→ SET EXERCISE
Go through the records and copy each line where the word "critical" occurs.
______________________________
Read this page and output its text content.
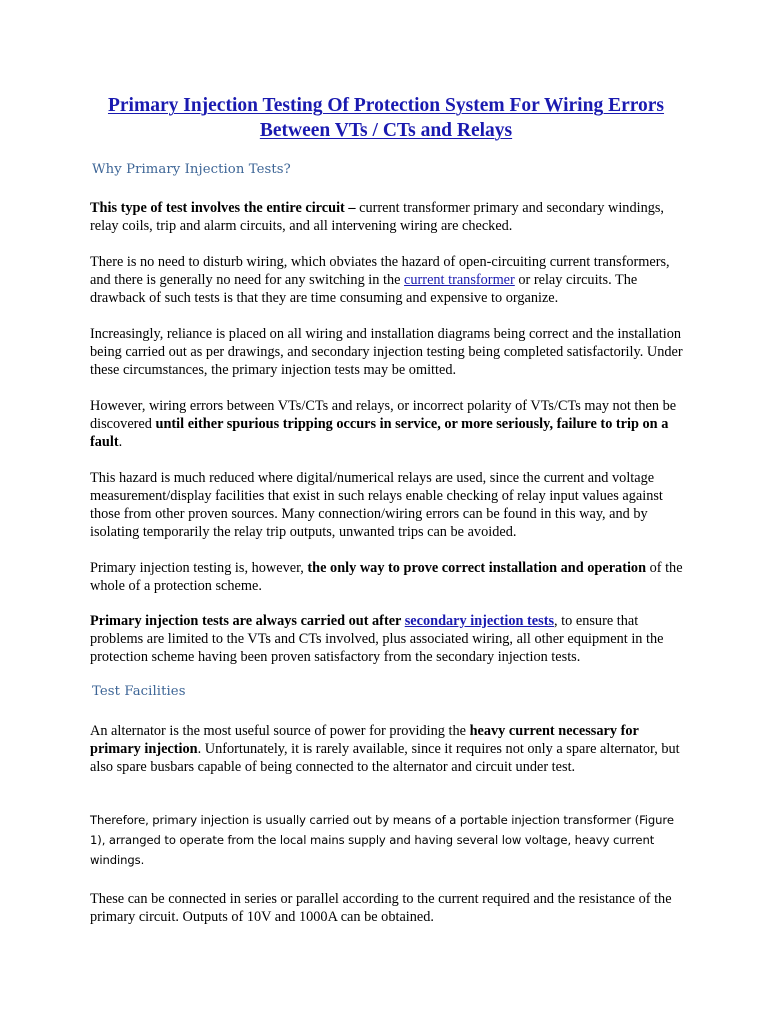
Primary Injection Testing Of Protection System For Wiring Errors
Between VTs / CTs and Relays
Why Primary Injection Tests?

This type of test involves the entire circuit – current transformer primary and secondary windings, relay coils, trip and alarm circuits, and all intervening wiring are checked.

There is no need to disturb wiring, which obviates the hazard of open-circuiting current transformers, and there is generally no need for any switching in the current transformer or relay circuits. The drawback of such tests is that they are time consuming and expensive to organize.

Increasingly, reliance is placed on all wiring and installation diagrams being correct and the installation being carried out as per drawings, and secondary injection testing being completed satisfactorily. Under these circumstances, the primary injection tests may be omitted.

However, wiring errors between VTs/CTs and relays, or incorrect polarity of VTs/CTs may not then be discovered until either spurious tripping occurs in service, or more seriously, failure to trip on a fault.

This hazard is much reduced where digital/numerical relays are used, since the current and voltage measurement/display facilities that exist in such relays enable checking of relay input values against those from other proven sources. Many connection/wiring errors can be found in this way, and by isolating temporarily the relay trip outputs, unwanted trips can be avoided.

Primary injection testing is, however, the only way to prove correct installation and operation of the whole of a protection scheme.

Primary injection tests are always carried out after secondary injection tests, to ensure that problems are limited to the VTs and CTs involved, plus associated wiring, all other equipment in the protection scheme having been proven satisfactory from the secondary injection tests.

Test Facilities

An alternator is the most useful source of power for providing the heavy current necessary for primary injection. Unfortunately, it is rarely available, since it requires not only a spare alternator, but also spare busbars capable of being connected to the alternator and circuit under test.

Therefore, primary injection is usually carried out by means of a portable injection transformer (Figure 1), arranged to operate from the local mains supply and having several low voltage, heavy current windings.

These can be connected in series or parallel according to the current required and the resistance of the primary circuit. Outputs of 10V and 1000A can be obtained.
______________________________
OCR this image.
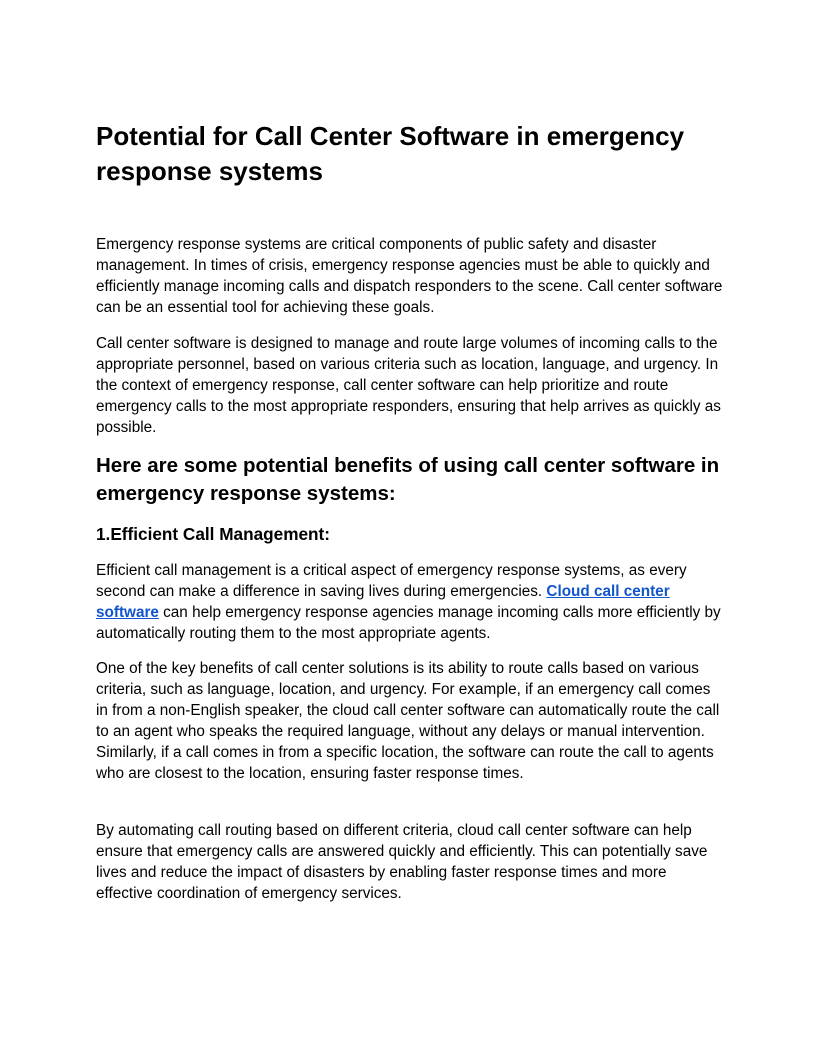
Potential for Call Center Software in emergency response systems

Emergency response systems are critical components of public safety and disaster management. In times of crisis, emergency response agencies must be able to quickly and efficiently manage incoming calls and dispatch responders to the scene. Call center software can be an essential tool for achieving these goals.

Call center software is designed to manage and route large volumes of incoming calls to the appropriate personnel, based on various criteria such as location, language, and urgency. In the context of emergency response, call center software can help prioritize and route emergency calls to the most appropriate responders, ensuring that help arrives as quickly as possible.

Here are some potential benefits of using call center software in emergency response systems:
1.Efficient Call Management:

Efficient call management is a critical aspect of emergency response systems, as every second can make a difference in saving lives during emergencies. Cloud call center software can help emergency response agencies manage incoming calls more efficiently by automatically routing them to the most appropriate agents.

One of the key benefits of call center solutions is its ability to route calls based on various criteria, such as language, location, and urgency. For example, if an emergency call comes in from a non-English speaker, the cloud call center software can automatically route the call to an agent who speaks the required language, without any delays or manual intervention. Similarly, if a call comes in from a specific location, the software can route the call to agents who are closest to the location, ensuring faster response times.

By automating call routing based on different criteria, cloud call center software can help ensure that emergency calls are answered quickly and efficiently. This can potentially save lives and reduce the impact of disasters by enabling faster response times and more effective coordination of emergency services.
______________________________
→ PROBLEM SOLUTION
Emergency response systems are critical components of public safety and disaster management. In times of crisis, emergency response agencies must be able to quickly and efficiently manage incoming calls and dispatch responders to the scene. Call center software can be an essential tool for achieving these goals.
Efficient call management is a critical aspect of emergency response systems, as every second can make a difference in saving lives during emergencies. Cloud call center software can help emergency response agencies manage incoming calls more efficiently by automatically routing them to the most appropriate agents.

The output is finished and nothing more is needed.